Part of a data file:
--- Start ---

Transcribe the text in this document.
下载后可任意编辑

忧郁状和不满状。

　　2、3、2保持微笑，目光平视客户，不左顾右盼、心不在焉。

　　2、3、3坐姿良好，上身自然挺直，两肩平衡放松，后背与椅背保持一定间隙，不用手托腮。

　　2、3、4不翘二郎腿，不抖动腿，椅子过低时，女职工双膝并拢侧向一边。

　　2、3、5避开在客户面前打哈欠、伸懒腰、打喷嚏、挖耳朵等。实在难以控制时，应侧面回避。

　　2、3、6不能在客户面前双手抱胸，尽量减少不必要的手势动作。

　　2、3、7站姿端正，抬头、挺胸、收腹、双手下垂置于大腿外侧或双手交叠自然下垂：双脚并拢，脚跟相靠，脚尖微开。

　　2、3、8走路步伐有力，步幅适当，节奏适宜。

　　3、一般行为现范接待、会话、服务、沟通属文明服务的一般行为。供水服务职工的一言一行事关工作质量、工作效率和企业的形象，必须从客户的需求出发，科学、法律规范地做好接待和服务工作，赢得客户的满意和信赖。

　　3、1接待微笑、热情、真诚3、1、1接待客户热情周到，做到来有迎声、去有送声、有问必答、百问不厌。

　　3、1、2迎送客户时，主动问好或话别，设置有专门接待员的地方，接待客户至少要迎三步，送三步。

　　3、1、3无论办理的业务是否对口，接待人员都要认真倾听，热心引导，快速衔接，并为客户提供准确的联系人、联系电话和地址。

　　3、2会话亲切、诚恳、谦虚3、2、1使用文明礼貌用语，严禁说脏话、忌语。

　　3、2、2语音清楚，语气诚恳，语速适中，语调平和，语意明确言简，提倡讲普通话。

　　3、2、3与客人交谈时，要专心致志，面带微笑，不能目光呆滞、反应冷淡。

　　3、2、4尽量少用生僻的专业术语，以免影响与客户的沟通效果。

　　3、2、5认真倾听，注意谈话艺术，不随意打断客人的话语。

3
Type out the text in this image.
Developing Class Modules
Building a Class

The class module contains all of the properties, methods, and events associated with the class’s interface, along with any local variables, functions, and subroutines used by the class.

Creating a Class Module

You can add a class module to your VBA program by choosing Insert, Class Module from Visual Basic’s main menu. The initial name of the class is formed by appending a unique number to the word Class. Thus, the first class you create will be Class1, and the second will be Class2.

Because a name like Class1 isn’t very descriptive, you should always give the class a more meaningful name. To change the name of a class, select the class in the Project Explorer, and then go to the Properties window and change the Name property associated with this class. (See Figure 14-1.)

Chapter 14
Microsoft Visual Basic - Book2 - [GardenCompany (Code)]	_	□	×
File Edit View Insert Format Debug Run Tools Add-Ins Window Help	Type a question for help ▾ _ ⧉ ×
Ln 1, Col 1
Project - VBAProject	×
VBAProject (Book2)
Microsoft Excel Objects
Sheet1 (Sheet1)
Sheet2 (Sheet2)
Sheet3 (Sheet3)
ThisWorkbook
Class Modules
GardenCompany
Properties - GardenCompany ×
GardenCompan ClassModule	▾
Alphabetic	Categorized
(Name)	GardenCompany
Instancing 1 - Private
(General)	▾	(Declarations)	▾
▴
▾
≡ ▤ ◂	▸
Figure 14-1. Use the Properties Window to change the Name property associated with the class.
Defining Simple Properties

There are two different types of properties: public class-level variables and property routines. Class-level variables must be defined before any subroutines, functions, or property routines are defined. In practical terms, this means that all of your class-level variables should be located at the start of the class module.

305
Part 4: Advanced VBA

--- End ---

- **Stated problem**: Tell how many lines in the material above include the word "GardenCompany", giving the number only.

- **Response to the exercise**: 4